**To be done:**
Return the lines of each record below without any changes.

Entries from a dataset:

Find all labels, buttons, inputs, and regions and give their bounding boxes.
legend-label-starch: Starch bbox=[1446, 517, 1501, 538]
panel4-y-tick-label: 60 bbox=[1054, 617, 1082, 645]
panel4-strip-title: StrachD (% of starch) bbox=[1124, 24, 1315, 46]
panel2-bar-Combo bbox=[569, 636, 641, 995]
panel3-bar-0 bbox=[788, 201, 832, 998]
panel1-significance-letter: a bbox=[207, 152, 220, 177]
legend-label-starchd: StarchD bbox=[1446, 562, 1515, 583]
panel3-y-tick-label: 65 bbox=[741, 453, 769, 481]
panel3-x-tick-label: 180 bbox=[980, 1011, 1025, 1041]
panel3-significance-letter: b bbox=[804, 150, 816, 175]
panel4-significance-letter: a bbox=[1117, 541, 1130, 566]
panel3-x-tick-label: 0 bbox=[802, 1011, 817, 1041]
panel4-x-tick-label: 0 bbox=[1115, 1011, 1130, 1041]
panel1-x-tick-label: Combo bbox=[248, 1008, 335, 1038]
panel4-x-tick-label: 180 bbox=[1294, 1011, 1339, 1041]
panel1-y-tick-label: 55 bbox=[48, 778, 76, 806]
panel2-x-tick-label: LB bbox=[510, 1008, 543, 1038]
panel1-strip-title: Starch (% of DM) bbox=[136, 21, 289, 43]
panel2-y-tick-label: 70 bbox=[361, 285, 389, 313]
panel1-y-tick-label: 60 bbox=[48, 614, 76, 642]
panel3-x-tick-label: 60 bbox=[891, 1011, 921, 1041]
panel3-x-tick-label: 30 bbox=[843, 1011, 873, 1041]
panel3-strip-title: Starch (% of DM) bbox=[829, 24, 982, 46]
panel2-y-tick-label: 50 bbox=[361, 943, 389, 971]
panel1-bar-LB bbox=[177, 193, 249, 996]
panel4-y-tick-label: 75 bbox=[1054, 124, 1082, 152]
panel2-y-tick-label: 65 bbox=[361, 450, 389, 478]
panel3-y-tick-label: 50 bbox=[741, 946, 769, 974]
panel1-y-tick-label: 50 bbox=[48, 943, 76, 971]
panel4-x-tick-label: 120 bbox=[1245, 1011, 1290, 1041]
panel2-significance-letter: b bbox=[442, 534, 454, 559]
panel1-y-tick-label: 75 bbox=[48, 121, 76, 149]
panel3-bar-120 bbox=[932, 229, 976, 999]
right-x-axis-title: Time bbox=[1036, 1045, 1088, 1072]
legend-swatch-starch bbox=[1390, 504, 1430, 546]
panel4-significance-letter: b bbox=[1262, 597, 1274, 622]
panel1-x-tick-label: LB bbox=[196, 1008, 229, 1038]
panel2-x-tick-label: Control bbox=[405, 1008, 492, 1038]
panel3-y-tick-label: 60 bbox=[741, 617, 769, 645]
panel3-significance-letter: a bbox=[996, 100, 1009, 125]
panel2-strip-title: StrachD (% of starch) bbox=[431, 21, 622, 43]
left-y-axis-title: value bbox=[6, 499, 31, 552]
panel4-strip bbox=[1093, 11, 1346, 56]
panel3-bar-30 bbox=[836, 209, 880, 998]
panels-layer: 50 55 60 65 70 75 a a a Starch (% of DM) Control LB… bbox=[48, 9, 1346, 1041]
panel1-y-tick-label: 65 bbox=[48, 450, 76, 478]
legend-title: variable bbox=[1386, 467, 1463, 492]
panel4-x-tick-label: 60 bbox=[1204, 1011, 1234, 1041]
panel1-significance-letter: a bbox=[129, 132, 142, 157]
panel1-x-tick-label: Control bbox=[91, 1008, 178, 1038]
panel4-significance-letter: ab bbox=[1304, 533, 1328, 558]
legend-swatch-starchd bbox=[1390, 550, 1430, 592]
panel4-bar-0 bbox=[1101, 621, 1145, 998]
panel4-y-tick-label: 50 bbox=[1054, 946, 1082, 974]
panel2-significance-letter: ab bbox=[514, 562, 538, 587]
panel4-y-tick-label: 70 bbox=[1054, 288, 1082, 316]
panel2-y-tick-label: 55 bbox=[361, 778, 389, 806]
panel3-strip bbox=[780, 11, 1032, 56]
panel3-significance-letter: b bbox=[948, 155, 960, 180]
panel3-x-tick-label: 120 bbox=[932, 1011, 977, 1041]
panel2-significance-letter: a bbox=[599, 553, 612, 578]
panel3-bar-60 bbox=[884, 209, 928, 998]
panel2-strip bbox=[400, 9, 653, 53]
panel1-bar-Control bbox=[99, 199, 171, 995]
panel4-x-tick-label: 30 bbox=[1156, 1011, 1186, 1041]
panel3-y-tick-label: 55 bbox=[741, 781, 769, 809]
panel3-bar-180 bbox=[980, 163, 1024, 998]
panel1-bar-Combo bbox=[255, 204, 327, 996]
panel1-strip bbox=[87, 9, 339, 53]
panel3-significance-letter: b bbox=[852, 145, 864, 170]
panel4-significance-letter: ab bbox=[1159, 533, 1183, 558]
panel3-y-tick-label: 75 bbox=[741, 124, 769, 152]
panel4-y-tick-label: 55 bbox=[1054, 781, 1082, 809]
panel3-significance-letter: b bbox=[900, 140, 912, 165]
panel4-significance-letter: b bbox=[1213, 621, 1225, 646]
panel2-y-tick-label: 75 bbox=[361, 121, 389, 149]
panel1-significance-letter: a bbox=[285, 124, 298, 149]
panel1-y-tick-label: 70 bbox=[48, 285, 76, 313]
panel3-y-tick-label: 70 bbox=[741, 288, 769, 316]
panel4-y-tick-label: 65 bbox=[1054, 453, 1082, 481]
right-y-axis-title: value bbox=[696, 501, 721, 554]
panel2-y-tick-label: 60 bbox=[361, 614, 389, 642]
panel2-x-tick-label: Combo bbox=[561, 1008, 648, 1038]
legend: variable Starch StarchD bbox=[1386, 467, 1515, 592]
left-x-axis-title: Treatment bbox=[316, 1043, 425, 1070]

**Worked answer:**
Find all labels, buttons, inputs, and regions and give their bounding boxes.
legend-label-starch: Starch bbox=[1446, 517, 1501, 538]
panel4-y-tick-label: 60 bbox=[1054, 617, 1082, 645]
panel4-strip-title: StrachD (% of starch) bbox=[1124, 24, 1315, 46]
panel2-bar-Combo bbox=[569, 636, 641, 995]
panel3-bar-0 bbox=[788, 201, 832, 998]
panel1-significance-letter: a bbox=[207, 152, 220, 177]
legend-label-starchd: StarchD bbox=[1446, 562, 1515, 583]
panel3-y-tick-label: 65 bbox=[741, 453, 769, 481]
panel3-x-tick-label: 180 bbox=[980, 1011, 1025, 1041]
panel3-significance-letter: b bbox=[804, 150, 816, 175]
panel4-significance-letter: a bbox=[1117, 541, 1130, 566]
panel3-x-tick-label: 0 bbox=[802, 1011, 817, 1041]
panel4-x-tick-label: 0 bbox=[1115, 1011, 1130, 1041]
panel1-x-tick-label: Combo bbox=[248, 1008, 335, 1038]
panel4-x-tick-label: 180 bbox=[1294, 1011, 1339, 1041]
panel1-y-tick-label: 55 bbox=[48, 778, 76, 806]
panel2-x-tick-label: LB bbox=[510, 1008, 543, 1038]
panel1-strip-title: Starch (% of DM) bbox=[136, 21, 289, 43]
panel2-y-tick-label: 70 bbox=[361, 285, 389, 313]
panel1-y-tick-label: 60 bbox=[48, 614, 76, 642]
panel3-x-tick-label: 60 bbox=[891, 1011, 921, 1041]
panel3-x-tick-label: 30 bbox=[843, 1011, 873, 1041]
panel3-strip-title: Starch (% of DM) bbox=[829, 24, 982, 46]
panel2-y-tick-label: 50 bbox=[361, 943, 389, 971]
panel1-bar-LB bbox=[177, 193, 249, 996]
panel4-y-tick-label: 75 bbox=[1054, 124, 1082, 152]
panel2-y-tick-label: 65 bbox=[361, 450, 389, 478]
panel3-y-tick-label: 50 bbox=[741, 946, 769, 974]
panel1-y-tick-label: 50 bbox=[48, 943, 76, 971]
panel4-x-tick-label: 120 bbox=[1245, 1011, 1290, 1041]
panel2-significance-letter: b bbox=[442, 534, 454, 559]
panel1-y-tick-label: 75 bbox=[48, 121, 76, 149]
panel3-bar-120 bbox=[932, 229, 976, 999]
right-x-axis-title: Time bbox=[1036, 1045, 1088, 1072]
legend-swatch-starch bbox=[1390, 504, 1430, 546]
panel4-significance-letter: b bbox=[1262, 597, 1274, 622]
panel1-x-tick-label: LB bbox=[196, 1008, 229, 1038]
panel2-x-tick-label: Control bbox=[405, 1008, 492, 1038]
panel3-y-tick-label: 60 bbox=[741, 617, 769, 645]
panel3-significance-letter: a bbox=[996, 100, 1009, 125]
panel2-strip-title: StrachD (% of starch) bbox=[431, 21, 622, 43]
left-y-axis-title: value bbox=[6, 499, 31, 552]
panel4-strip bbox=[1093, 11, 1346, 56]
panel3-bar-30 bbox=[836, 209, 880, 998]
panels-layer: 50 55 60 65 70 75 a a a Starch (% of DM) Control LB… bbox=[48, 9, 1346, 1041]
panel1-y-tick-label: 65 bbox=[48, 450, 76, 478]
legend-title: variable bbox=[1386, 467, 1463, 492]
panel4-x-tick-label: 60 bbox=[1204, 1011, 1234, 1041]
panel1-significance-letter: a bbox=[129, 132, 142, 157]
panel1-x-tick-label: Control bbox=[91, 1008, 178, 1038]
panel4-significance-letter: ab bbox=[1304, 533, 1328, 558]
legend-swatch-starchd bbox=[1390, 550, 1430, 592]
panel4-bar-0 bbox=[1101, 621, 1145, 998]
panel4-y-tick-label: 50 bbox=[1054, 946, 1082, 974]
panel2-significance-letter: ab bbox=[514, 562, 538, 587]
panel4-y-tick-label: 70 bbox=[1054, 288, 1082, 316]
panel2-y-tick-label: 55 bbox=[361, 778, 389, 806]
panel3-strip bbox=[780, 11, 1032, 56]
panel3-significance-letter: b bbox=[948, 155, 960, 180]
panel3-x-tick-label: 120 bbox=[932, 1011, 977, 1041]
panel2-significance-letter: a bbox=[599, 553, 612, 578]
panel3-bar-60 bbox=[884, 209, 928, 998]
panel2-strip bbox=[400, 9, 653, 53]
panel1-bar-Control bbox=[99, 199, 171, 995]
panel4-x-tick-label: 30 bbox=[1156, 1011, 1186, 1041]
panel3-y-tick-label: 55 bbox=[741, 781, 769, 809]
panel3-bar-180 bbox=[980, 163, 1024, 998]
panel1-bar-Combo bbox=[255, 204, 327, 996]
panel1-strip bbox=[87, 9, 339, 53]
panel3-significance-letter: b bbox=[852, 145, 864, 170]
panel4-significance-letter: ab bbox=[1159, 533, 1183, 558]
panel3-y-tick-label: 75 bbox=[741, 124, 769, 152]
panel4-y-tick-label: 55 bbox=[1054, 781, 1082, 809]
panel3-significance-letter: b bbox=[900, 140, 912, 165]
panel4-significance-letter: b bbox=[1213, 621, 1225, 646]
panel2-y-tick-label: 75 bbox=[361, 121, 389, 149]
panel1-significance-letter: a bbox=[285, 124, 298, 149]
panel1-y-tick-label: 70 bbox=[48, 285, 76, 313]
panel3-y-tick-label: 70 bbox=[741, 288, 769, 316]
panel4-y-tick-label: 65 bbox=[1054, 453, 1082, 481]
right-y-axis-title: value bbox=[696, 501, 721, 554]
panel2-y-tick-label: 60 bbox=[361, 614, 389, 642]
panel2-x-tick-label: Combo bbox=[561, 1008, 648, 1038]
legend: variable Starch StarchD bbox=[1386, 467, 1515, 592]
left-x-axis-title: Treatment bbox=[316, 1043, 425, 1070]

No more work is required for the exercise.